WRITTEN EXERCISE: Make an exact copy of the lines below.

THE DATA:

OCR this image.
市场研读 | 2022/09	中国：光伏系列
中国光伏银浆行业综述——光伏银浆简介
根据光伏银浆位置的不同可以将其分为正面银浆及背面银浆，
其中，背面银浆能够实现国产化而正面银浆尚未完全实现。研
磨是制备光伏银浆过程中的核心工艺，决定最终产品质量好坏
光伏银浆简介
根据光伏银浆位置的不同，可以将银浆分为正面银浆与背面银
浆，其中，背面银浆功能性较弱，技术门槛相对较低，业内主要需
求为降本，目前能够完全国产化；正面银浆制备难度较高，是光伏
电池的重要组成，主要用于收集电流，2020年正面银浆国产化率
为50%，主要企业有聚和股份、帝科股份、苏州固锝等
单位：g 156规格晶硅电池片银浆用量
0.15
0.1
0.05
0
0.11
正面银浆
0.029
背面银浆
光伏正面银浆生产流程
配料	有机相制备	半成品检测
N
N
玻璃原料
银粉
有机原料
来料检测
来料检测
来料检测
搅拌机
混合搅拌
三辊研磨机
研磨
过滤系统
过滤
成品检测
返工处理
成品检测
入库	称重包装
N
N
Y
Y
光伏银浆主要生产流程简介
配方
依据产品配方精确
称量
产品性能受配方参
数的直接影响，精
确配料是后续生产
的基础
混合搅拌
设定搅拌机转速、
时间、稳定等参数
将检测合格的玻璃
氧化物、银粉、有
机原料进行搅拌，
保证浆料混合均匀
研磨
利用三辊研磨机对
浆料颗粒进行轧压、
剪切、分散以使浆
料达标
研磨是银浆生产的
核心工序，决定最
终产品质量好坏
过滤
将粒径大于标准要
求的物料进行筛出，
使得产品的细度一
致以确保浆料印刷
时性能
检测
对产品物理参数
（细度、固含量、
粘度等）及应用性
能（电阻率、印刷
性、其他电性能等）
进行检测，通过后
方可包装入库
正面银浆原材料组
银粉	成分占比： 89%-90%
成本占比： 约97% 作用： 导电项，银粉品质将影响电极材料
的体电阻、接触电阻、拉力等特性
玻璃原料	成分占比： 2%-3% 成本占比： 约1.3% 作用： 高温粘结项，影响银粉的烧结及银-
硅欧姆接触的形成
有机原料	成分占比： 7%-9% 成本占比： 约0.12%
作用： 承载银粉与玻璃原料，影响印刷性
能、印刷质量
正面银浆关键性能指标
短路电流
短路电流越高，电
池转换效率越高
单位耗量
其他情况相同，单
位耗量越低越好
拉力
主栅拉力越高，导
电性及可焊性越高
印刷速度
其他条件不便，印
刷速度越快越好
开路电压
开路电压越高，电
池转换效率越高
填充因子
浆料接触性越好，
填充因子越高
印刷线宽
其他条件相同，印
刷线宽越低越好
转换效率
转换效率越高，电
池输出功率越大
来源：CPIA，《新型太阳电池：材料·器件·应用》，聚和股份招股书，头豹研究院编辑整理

REPLY TO THE TASK:
OCR this image.
市场研读 | 2022/09	中国：光伏系列
中国光伏银浆行业综述——光伏银浆简介
根据光伏银浆位置的不同可以将其分为正面银浆及背面银浆，
其中，背面银浆能够实现国产化而正面银浆尚未完全实现。研
磨是制备光伏银浆过程中的核心工艺，决定最终产品质量好坏
光伏银浆简介
根据光伏银浆位置的不同，可以将银浆分为正面银浆与背面银
浆，其中，背面银浆功能性较弱，技术门槛相对较低，业内主要需
求为降本，目前能够完全国产化；正面银浆制备难度较高，是光伏
电池的重要组成，主要用于收集电流，2020年正面银浆国产化率
为50%，主要企业有聚和股份、帝科股份、苏州固锝等
单位：g 156规格晶硅电池片银浆用量
0.15
0.1
0.05
0
0.11
正面银浆
0.029
背面银浆
光伏正面银浆生产流程
配料	有机相制备	半成品检测
N
N
玻璃原料
银粉
有机原料
来料检测
来料检测
来料检测
搅拌机
混合搅拌
三辊研磨机
研磨
过滤系统
过滤
成品检测
返工处理
成品检测
入库	称重包装
N
N
Y
Y
光伏银浆主要生产流程简介
配方
依据产品配方精确
称量
产品性能受配方参
数的直接影响，精
确配料是后续生产
的基础
混合搅拌
设定搅拌机转速、
时间、稳定等参数
将检测合格的玻璃
氧化物、银粉、有
机原料进行搅拌，
保证浆料混合均匀
研磨
利用三辊研磨机对
浆料颗粒进行轧压、
剪切、分散以使浆
料达标
研磨是银浆生产的
核心工序，决定最
终产品质量好坏
过滤
将粒径大于标准要
求的物料进行筛出，
使得产品的细度一
致以确保浆料印刷
时性能
检测
对产品物理参数
（细度、固含量、
粘度等）及应用性
能（电阻率、印刷
性、其他电性能等）
进行检测，通过后
方可包装入库
正面银浆原材料组
银粉	成分占比： 89%-90%
成本占比： 约97% 作用： 导电项，银粉品质将影响电极材料
的体电阻、接触电阻、拉力等特性
玻璃原料	成分占比： 2%-3% 成本占比： 约1.3% 作用： 高温粘结项，影响银粉的烧结及银-
硅欧姆接触的形成
有机原料	成分占比： 7%-9% 成本占比： 约0.12%
作用： 承载银粉与玻璃原料，影响印刷性
能、印刷质量
正面银浆关键性能指标
短路电流
短路电流越高，电
池转换效率越高
单位耗量
其他情况相同，单
位耗量越低越好
拉力
主栅拉力越高，导
电性及可焊性越高
印刷速度
其他条件不便，印
刷速度越快越好
开路电压
开路电压越高，电
池转换效率越高
填充因子
浆料接触性越好，
填充因子越高
印刷线宽
其他条件相同，印
刷线宽越低越好
转换效率
转换效率越高，电
池输出功率越大
来源：CPIA，《新型太阳电池：材料·器件·应用》，聚和股份招股书，头豹研究院编辑整理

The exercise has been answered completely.